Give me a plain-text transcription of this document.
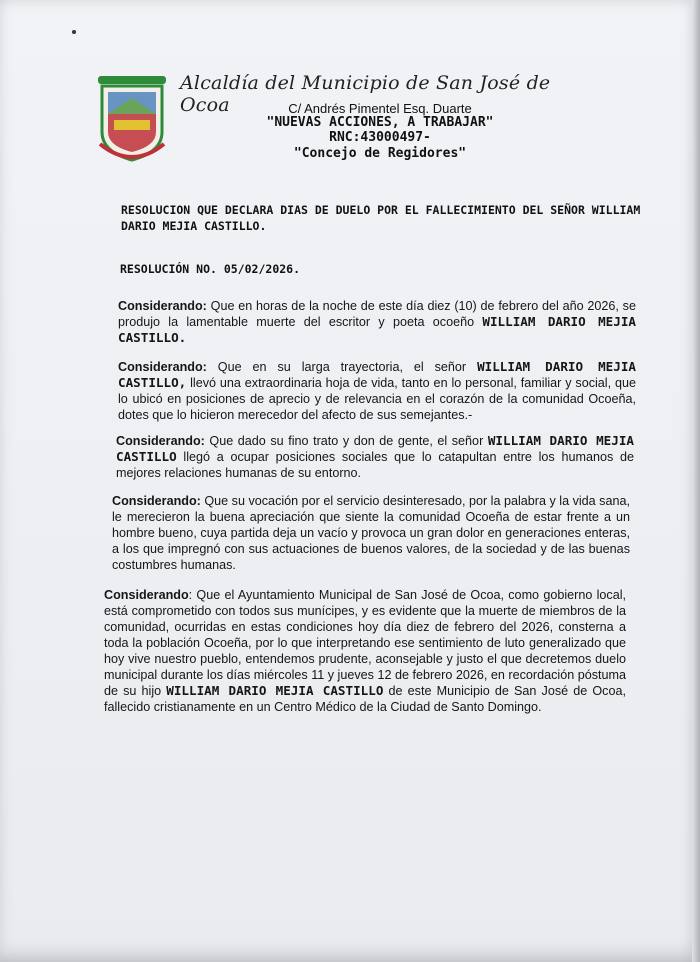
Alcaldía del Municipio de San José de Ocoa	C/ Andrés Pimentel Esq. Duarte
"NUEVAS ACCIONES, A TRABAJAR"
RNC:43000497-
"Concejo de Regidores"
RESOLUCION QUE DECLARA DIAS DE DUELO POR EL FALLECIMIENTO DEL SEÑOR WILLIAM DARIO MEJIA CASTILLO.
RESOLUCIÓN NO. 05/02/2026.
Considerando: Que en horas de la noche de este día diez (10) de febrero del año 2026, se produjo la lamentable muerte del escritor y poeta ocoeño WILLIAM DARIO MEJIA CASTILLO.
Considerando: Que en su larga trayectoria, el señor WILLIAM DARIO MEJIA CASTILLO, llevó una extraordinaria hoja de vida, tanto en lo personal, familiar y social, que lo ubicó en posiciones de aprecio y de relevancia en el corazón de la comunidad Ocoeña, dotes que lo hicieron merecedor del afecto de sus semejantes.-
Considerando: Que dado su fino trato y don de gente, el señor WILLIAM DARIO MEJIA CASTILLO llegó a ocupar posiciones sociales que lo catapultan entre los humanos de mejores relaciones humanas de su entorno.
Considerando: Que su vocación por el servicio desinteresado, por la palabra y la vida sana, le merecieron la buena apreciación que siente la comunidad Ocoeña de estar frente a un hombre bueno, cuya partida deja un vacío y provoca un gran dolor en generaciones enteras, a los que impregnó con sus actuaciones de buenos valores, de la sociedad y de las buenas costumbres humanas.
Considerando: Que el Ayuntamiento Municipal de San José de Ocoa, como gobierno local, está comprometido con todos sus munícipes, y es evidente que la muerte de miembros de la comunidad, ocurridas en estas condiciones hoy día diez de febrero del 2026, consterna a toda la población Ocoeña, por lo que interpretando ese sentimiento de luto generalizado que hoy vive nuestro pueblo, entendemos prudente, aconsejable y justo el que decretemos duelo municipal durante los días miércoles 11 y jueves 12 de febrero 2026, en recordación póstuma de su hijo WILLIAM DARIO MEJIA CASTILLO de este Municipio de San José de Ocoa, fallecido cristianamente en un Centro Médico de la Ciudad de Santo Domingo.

> _Given problem_
Set each line of the records down exactly, leaving every picture out.

> _Written response_
Give me a plain-text transcription of this document.
Alcaldía del Municipio de San José de Ocoa	C/ Andrés Pimentel Esq. Duarte
"NUEVAS ACCIONES, A TRABAJAR"
RNC:43000497-
"Concejo de Regidores"
RESOLUCION QUE DECLARA DIAS DE DUELO POR EL FALLECIMIENTO DEL SEÑOR WILLIAM DARIO MEJIA CASTILLO.
RESOLUCIÓN NO. 05/02/2026.
Considerando: Que en horas de la noche de este día diez (10) de febrero del año 2026, se produjo la lamentable muerte del escritor y poeta ocoeño WILLIAM DARIO MEJIA CASTILLO.
Considerando: Que en su larga trayectoria, el señor WILLIAM DARIO MEJIA CASTILLO, llevó una extraordinaria hoja de vida, tanto en lo personal, familiar y social, que lo ubicó en posiciones de aprecio y de relevancia en el corazón de la comunidad Ocoeña, dotes que lo hicieron merecedor del afecto de sus semejantes.-
Considerando: Que dado su fino trato y don de gente, el señor WILLIAM DARIO MEJIA CASTILLO llegó a ocupar posiciones sociales que lo catapultan entre los humanos de mejores relaciones humanas de su entorno.
Considerando: Que su vocación por el servicio desinteresado, por la palabra y la vida sana, le merecieron la buena apreciación que siente la comunidad Ocoeña de estar frente a un hombre bueno, cuya partida deja un vacío y provoca un gran dolor en generaciones enteras, a los que impregnó con sus actuaciones de buenos valores, de la sociedad y de las buenas costumbres humanas.
Considerando: Que el Ayuntamiento Municipal de San José de Ocoa, como gobierno local, está comprometido con todos sus munícipes, y es evidente que la muerte de miembros de la comunidad, ocurridas en estas condiciones hoy día diez de febrero del 2026, consterna a toda la población Ocoeña, por lo que interpretando ese sentimiento de luto generalizado que hoy vive nuestro pueblo, entendemos prudente, aconsejable y justo el que decretemos duelo municipal durante los días miércoles 11 y jueves 12 de febrero 2026, en recordación póstuma de su hijo WILLIAM DARIO MEJIA CASTILLO de este Municipio de San José de Ocoa, fallecido cristianamente en un Centro Médico de la Ciudad de Santo Domingo.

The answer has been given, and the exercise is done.